▸ **WHAT THIS TASK INVOLVES**: Please transcribe the data that follows without the pictures, keeping every word the same.

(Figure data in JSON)
-=-=-
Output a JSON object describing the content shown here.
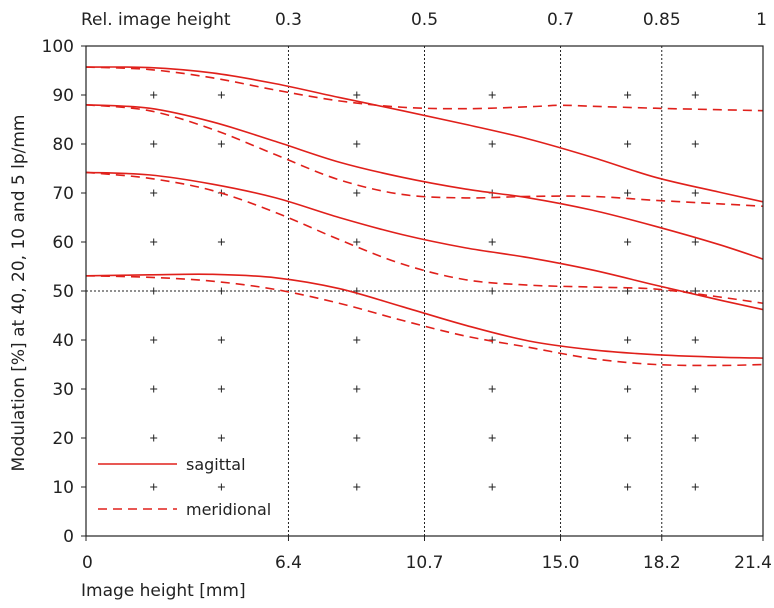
{
  "chart_data": {
    "type": "line",
    "xlabel": "Image height [mm]",
    "ylabel": "Modulation [%] at 40, 20, 10 and 5 lp/mm",
    "top_axis_label": "Rel. image height",
    "xlim": [
      0,
      21.4
    ],
    "ylim": [
      0,
      100
    ],
    "x_ticks": [
      0,
      6.4,
      10.7,
      15.0,
      18.2,
      21.4
    ],
    "x_tick_labels": [
      "0",
      "6.4",
      "10.7",
      "15.0",
      "18.2",
      "21.4"
    ],
    "top_ticks": [
      6.4,
      10.7,
      15.0,
      18.2,
      21.4
    ],
    "top_tick_labels": [
      "0.3",
      "0.5",
      "0.7",
      "0.85",
      "1"
    ],
    "y_ticks": [
      0,
      10,
      20,
      30,
      40,
      50,
      60,
      70,
      80,
      90,
      100
    ],
    "y_tick_labels": [
      "0",
      "10",
      "20",
      "30",
      "40",
      "50",
      "60",
      "70",
      "80",
      "90",
      "100"
    ],
    "plus_grid_x": [
      2.14,
      4.28,
      8.56,
      12.84,
      17.12,
      19.26
    ],
    "plus_grid_y": [
      10,
      20,
      30,
      40,
      50,
      60,
      70,
      80,
      90
    ],
    "dotted_reference_lines": {
      "x": [
        6.4,
        10.7,
        15.0,
        18.2
      ],
      "y": [
        50
      ]
    },
    "legend": [
      {
        "label": "sagittal",
        "style": "solid"
      },
      {
        "label": "meridional",
        "style": "dashed"
      }
    ],
    "line_color": "#e0201b",
    "series": [
      {
        "type": "sagittal",
        "style": "solid",
        "points": [
          [
            0,
            95.7
          ],
          [
            2,
            95.6
          ],
          [
            4,
            94.5
          ],
          [
            6,
            92.3
          ],
          [
            8,
            89.5
          ],
          [
            10,
            86.8
          ],
          [
            12,
            84.0
          ],
          [
            14,
            81.0
          ],
          [
            16,
            77.3
          ],
          [
            18,
            73.2
          ],
          [
            20,
            70.2
          ],
          [
            21.4,
            68.2
          ]
        ]
      },
      {
        "type": "meridional",
        "style": "dashed",
        "points": [
          [
            0,
            95.7
          ],
          [
            2,
            95.2
          ],
          [
            4,
            93.5
          ],
          [
            6,
            91.0
          ],
          [
            8,
            88.8
          ],
          [
            10,
            87.5
          ],
          [
            12,
            87.2
          ],
          [
            14,
            87.6
          ],
          [
            15,
            87.9
          ],
          [
            16,
            87.7
          ],
          [
            18,
            87.3
          ],
          [
            20,
            87.0
          ],
          [
            21.4,
            86.8
          ]
        ]
      },
      {
        "type": "sagittal",
        "style": "solid",
        "points": [
          [
            0,
            88.0
          ],
          [
            2,
            87.3
          ],
          [
            4,
            84.5
          ],
          [
            6,
            80.5
          ],
          [
            8,
            76.3
          ],
          [
            10,
            73.2
          ],
          [
            12,
            70.8
          ],
          [
            14,
            69.0
          ],
          [
            16,
            66.5
          ],
          [
            18,
            63.2
          ],
          [
            20,
            59.5
          ],
          [
            21.4,
            56.5
          ]
        ]
      },
      {
        "type": "meridional",
        "style": "dashed",
        "points": [
          [
            0,
            88.0
          ],
          [
            2,
            86.8
          ],
          [
            4,
            83.0
          ],
          [
            6,
            77.8
          ],
          [
            8,
            72.7
          ],
          [
            10,
            69.7
          ],
          [
            12,
            69.0
          ],
          [
            14,
            69.3
          ],
          [
            16,
            69.3
          ],
          [
            18,
            68.5
          ],
          [
            20,
            67.8
          ],
          [
            21.4,
            67.3
          ]
        ]
      },
      {
        "type": "sagittal",
        "style": "solid",
        "points": [
          [
            0,
            74.2
          ],
          [
            2,
            73.7
          ],
          [
            4,
            71.8
          ],
          [
            6,
            69.0
          ],
          [
            8,
            65.0
          ],
          [
            10,
            61.5
          ],
          [
            12,
            58.8
          ],
          [
            14,
            56.8
          ],
          [
            16,
            54.3
          ],
          [
            18,
            51.2
          ],
          [
            20,
            48.2
          ],
          [
            21.4,
            46.2
          ]
        ]
      },
      {
        "type": "meridional",
        "style": "dashed",
        "points": [
          [
            0,
            74.2
          ],
          [
            2,
            73.0
          ],
          [
            4,
            70.5
          ],
          [
            6,
            66.0
          ],
          [
            8,
            60.5
          ],
          [
            10,
            55.5
          ],
          [
            12,
            52.3
          ],
          [
            14,
            51.2
          ],
          [
            16,
            50.8
          ],
          [
            18,
            50.4
          ],
          [
            20,
            48.8
          ],
          [
            21.4,
            47.5
          ]
        ]
      },
      {
        "type": "sagittal",
        "style": "solid",
        "points": [
          [
            0,
            53.1
          ],
          [
            2,
            53.3
          ],
          [
            4,
            53.4
          ],
          [
            6,
            52.7
          ],
          [
            8,
            50.5
          ],
          [
            10,
            46.8
          ],
          [
            12,
            43.0
          ],
          [
            14,
            39.8
          ],
          [
            16,
            38.0
          ],
          [
            18,
            37.0
          ],
          [
            20,
            36.5
          ],
          [
            21.4,
            36.3
          ]
        ]
      },
      {
        "type": "meridional",
        "style": "dashed",
        "points": [
          [
            0,
            53.1
          ],
          [
            2,
            52.8
          ],
          [
            4,
            52.0
          ],
          [
            6,
            50.3
          ],
          [
            8,
            47.5
          ],
          [
            10,
            44.0
          ],
          [
            12,
            40.8
          ],
          [
            14,
            38.5
          ],
          [
            16,
            36.2
          ],
          [
            18,
            35.0
          ],
          [
            20,
            34.8
          ],
          [
            21.4,
            35.0
          ]
        ]
      }
    ]
  }
}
-=-=-
▸ **REPLY**:
Output a JSON object describing the content shown here.
{
  "chart_data": {
    "type": "line",
    "xlabel": "Image height [mm]",
    "ylabel": "Modulation [%] at 40, 20, 10 and 5 lp/mm",
    "top_axis_label": "Rel. image height",
    "xlim": [
      0,
      21.4
    ],
    "ylim": [
      0,
      100
    ],
    "x_ticks": [
      0,
      6.4,
      10.7,
      15.0,
      18.2,
      21.4
    ],
    "x_tick_labels": [
      "0",
      "6.4",
      "10.7",
      "15.0",
      "18.2",
      "21.4"
    ],
    "top_ticks": [
      6.4,
      10.7,
      15.0,
      18.2,
      21.4
    ],
    "top_tick_labels": [
      "0.3",
      "0.5",
      "0.7",
      "0.85",
      "1"
    ],
    "y_ticks": [
      0,
      10,
      20,
      30,
      40,
      50,
      60,
      70,
      80,
      90,
      100
    ],
    "y_tick_labels": [
      "0",
      "10",
      "20",
      "30",
      "40",
      "50",
      "60",
      "70",
      "80",
      "90",
      "100"
    ],
    "plus_grid_x": [
      2.14,
      4.28,
      8.56,
      12.84,
      17.12,
      19.26
    ],
    "plus_grid_y": [
      10,
      20,
      30,
      40,
      50,
      60,
      70,
      80,
      90
    ],
    "dotted_reference_lines": {
      "x": [
        6.4,
        10.7,
        15.0,
        18.2
      ],
      "y": [
        50
      ]
    },
    "legend": [
      {
        "label": "sagittal",
        "style": "solid"
      },
      {
        "label": "meridional",
        "style": "dashed"
      }
    ],
    "line_color": "#e0201b",
    "series": [
      {
        "type": "sagittal",
        "style": "solid",
        "points": [
          [
            0,
            95.7
          ],
          [
            2,
            95.6
          ],
          [
            4,
            94.5
          ],
          [
            6,
            92.3
          ],
          [
            8,
            89.5
          ],
          [
            10,
            86.8
          ],
          [
            12,
            84.0
          ],
          [
            14,
            81.0
          ],
          [
            16,
            77.3
          ],
          [
            18,
            73.2
          ],
          [
            20,
            70.2
          ],
          [
            21.4,
            68.2
          ]
        ]
      },
      {
        "type": "meridional",
        "style": "dashed",
        "points": [
          [
            0,
            95.7
          ],
          [
            2,
            95.2
          ],
          [
            4,
            93.5
          ],
          [
            6,
            91.0
          ],
          [
            8,
            88.8
          ],
          [
            10,
            87.5
          ],
          [
            12,
            87.2
          ],
          [
            14,
            87.6
          ],
          [
            15,
            87.9
          ],
          [
            16,
            87.7
          ],
          [
            18,
            87.3
          ],
          [
            20,
            87.0
          ],
          [
            21.4,
            86.8
          ]
        ]
      },
      {
        "type": "sagittal",
        "style": "solid",
        "points": [
          [
            0,
            88.0
          ],
          [
            2,
            87.3
          ],
          [
            4,
            84.5
          ],
          [
            6,
            80.5
          ],
          [
            8,
            76.3
          ],
          [
            10,
            73.2
          ],
          [
            12,
            70.8
          ],
          [
            14,
            69.0
          ],
          [
            16,
            66.5
          ],
          [
            18,
            63.2
          ],
          [
            20,
            59.5
          ],
          [
            21.4,
            56.5
          ]
        ]
      },
      {
        "type": "meridional",
        "style": "dashed",
        "points": [
          [
            0,
            88.0
          ],
          [
            2,
            86.8
          ],
          [
            4,
            83.0
          ],
          [
            6,
            77.8
          ],
          [
            8,
            72.7
          ],
          [
            10,
            69.7
          ],
          [
            12,
            69.0
          ],
          [
            14,
            69.3
          ],
          [
            16,
            69.3
          ],
          [
            18,
            68.5
          ],
          [
            20,
            67.8
          ],
          [
            21.4,
            67.3
          ]
        ]
      },
      {
        "type": "sagittal",
        "style": "solid",
        "points": [
          [
            0,
            74.2
          ],
          [
            2,
            73.7
          ],
          [
            4,
            71.8
          ],
          [
            6,
            69.0
          ],
          [
            8,
            65.0
          ],
          [
            10,
            61.5
          ],
          [
            12,
            58.8
          ],
          [
            14,
            56.8
          ],
          [
            16,
            54.3
          ],
          [
            18,
            51.2
          ],
          [
            20,
            48.2
          ],
          [
            21.4,
            46.2
          ]
        ]
      },
      {
        "type": "meridional",
        "style": "dashed",
        "points": [
          [
            0,
            74.2
          ],
          [
            2,
            73.0
          ],
          [
            4,
            70.5
          ],
          [
            6,
            66.0
          ],
          [
            8,
            60.5
          ],
          [
            10,
            55.5
          ],
          [
            12,
            52.3
          ],
          [
            14,
            51.2
          ],
          [
            16,
            50.8
          ],
          [
            18,
            50.4
          ],
          [
            20,
            48.8
          ],
          [
            21.4,
            47.5
          ]
        ]
      },
      {
        "type": "sagittal",
        "style": "solid",
        "points": [
          [
            0,
            53.1
          ],
          [
            2,
            53.3
          ],
          [
            4,
            53.4
          ],
          [
            6,
            52.7
          ],
          [
            8,
            50.5
          ],
          [
            10,
            46.8
          ],
          [
            12,
            43.0
          ],
          [
            14,
            39.8
          ],
          [
            16,
            38.0
          ],
          [
            18,
            37.0
          ],
          [
            20,
            36.5
          ],
          [
            21.4,
            36.3
          ]
        ]
      },
      {
        "type": "meridional",
        "style": "dashed",
        "points": [
          [
            0,
            53.1
          ],
          [
            2,
            52.8
          ],
          [
            4,
            52.0
          ],
          [
            6,
            50.3
          ],
          [
            8,
            47.5
          ],
          [
            10,
            44.0
          ],
          [
            12,
            40.8
          ],
          [
            14,
            38.5
          ],
          [
            16,
            36.2
          ],
          [
            18,
            35.0
          ],
          [
            20,
            34.8
          ],
          [
            21.4,
            35.0
          ]
        ]
      }
    ]
  }
}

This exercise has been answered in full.